**WHAT IS NEEDED:**
Write out all the data again, exactly as it stands.

****************

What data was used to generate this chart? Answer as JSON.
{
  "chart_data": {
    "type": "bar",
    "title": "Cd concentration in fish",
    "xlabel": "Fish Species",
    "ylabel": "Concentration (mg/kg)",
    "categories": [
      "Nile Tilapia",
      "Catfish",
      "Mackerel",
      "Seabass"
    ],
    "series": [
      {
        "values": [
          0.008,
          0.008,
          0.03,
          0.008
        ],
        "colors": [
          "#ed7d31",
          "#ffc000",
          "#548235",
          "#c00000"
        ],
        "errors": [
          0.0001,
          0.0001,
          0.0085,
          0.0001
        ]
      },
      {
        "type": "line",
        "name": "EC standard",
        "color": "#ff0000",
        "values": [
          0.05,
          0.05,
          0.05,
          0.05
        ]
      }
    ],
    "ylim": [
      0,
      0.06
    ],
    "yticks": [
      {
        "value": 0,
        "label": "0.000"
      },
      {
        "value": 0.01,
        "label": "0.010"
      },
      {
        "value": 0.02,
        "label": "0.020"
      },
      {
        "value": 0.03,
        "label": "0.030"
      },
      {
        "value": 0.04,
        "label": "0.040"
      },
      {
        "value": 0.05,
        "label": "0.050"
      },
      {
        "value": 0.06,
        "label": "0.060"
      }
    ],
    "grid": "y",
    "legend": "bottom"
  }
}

****************

**RESPONSE BELOW:**
What data was used to generate this chart? Answer as JSON.
{
  "chart_data": {
    "type": "bar",
    "title": "Cd concentration in fish",
    "xlabel": "Fish Species",
    "ylabel": "Concentration (mg/kg)",
    "categories": [
      "Nile Tilapia",
      "Catfish",
      "Mackerel",
      "Seabass"
    ],
    "series": [
      {
        "values": [
          0.008,
          0.008,
          0.03,
          0.008
        ],
        "colors": [
          "#ed7d31",
          "#ffc000",
          "#548235",
          "#c00000"
        ],
        "errors": [
          0.0001,
          0.0001,
          0.0085,
          0.0001
        ]
      },
      {
        "type": "line",
        "name": "EC standard",
        "color": "#ff0000",
        "values": [
          0.05,
          0.05,
          0.05,
          0.05
        ]
      }
    ],
    "ylim": [
      0,
      0.06
    ],
    "yticks": [
      {
        "value": 0,
        "label": "0.000"
      },
      {
        "value": 0.01,
        "label": "0.010"
      },
      {
        "value": 0.02,
        "label": "0.020"
      },
      {
        "value": 0.03,
        "label": "0.030"
      },
      {
        "value": 0.04,
        "label": "0.040"
      },
      {
        "value": 0.05,
        "label": "0.050"
      },
      {
        "value": 0.06,
        "label": "0.060"
      }
    ],
    "grid": "y",
    "legend": "bottom"
  }
}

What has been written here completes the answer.